— begin —

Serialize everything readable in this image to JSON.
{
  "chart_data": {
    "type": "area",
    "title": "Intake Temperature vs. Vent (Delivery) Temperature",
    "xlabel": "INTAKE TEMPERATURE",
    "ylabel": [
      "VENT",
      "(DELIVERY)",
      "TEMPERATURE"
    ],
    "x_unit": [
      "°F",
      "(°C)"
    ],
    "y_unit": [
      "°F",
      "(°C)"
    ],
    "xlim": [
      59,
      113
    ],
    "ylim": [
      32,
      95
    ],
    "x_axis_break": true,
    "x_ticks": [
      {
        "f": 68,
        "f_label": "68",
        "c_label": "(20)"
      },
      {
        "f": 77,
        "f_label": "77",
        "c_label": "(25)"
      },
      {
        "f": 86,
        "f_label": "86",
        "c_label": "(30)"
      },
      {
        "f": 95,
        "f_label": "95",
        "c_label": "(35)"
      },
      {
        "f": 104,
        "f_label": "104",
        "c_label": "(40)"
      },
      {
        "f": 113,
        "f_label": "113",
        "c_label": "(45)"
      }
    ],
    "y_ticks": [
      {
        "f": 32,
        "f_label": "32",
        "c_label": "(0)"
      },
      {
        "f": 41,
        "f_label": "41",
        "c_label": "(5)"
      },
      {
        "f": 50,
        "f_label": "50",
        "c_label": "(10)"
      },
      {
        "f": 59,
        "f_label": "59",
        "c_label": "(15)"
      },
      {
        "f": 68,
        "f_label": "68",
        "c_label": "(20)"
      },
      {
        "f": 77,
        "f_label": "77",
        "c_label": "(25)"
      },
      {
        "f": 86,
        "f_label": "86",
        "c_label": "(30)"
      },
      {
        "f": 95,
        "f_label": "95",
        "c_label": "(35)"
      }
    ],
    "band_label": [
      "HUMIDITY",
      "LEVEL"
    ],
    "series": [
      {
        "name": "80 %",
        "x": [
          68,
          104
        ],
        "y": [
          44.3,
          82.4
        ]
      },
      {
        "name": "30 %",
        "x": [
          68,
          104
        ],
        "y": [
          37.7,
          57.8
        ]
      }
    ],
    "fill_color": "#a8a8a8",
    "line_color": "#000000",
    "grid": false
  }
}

— end —

§ TASK DESCRIPTION: Output the whole listing above again, word for word.

§ COMPLETED TASK:
Serialize everything readable in this image to JSON.
{
  "chart_data": {
    "type": "area",
    "title": "Intake Temperature vs. Vent (Delivery) Temperature",
    "xlabel": "INTAKE TEMPERATURE",
    "ylabel": [
      "VENT",
      "(DELIVERY)",
      "TEMPERATURE"
    ],
    "x_unit": [
      "°F",
      "(°C)"
    ],
    "y_unit": [
      "°F",
      "(°C)"
    ],
    "xlim": [
      59,
      113
    ],
    "ylim": [
      32,
      95
    ],
    "x_axis_break": true,
    "x_ticks": [
      {
        "f": 68,
        "f_label": "68",
        "c_label": "(20)"
      },
      {
        "f": 77,
        "f_label": "77",
        "c_label": "(25)"
      },
      {
        "f": 86,
        "f_label": "86",
        "c_label": "(30)"
      },
      {
        "f": 95,
        "f_label": "95",
        "c_label": "(35)"
      },
      {
        "f": 104,
        "f_label": "104",
        "c_label": "(40)"
      },
      {
        "f": 113,
        "f_label": "113",
        "c_label": "(45)"
      }
    ],
    "y_ticks": [
      {
        "f": 32,
        "f_label": "32",
        "c_label": "(0)"
      },
      {
        "f": 41,
        "f_label": "41",
        "c_label": "(5)"
      },
      {
        "f": 50,
        "f_label": "50",
        "c_label": "(10)"
      },
      {
        "f": 59,
        "f_label": "59",
        "c_label": "(15)"
      },
      {
        "f": 68,
        "f_label": "68",
        "c_label": "(20)"
      },
      {
        "f": 77,
        "f_label": "77",
        "c_label": "(25)"
      },
      {
        "f": 86,
        "f_label": "86",
        "c_label": "(30)"
      },
      {
        "f": 95,
        "f_label": "95",
        "c_label": "(35)"
      }
    ],
    "band_label": [
      "HUMIDITY",
      "LEVEL"
    ],
    "series": [
      {
        "name": "80 %",
        "x": [
          68,
          104
        ],
        "y": [
          44.3,
          82.4
        ]
      },
      {
        "name": "30 %",
        "x": [
          68,
          104
        ],
        "y": [
          37.7,
          57.8
        ]
      }
    ],
    "fill_color": "#a8a8a8",
    "line_color": "#000000",
    "grid": false
  }
}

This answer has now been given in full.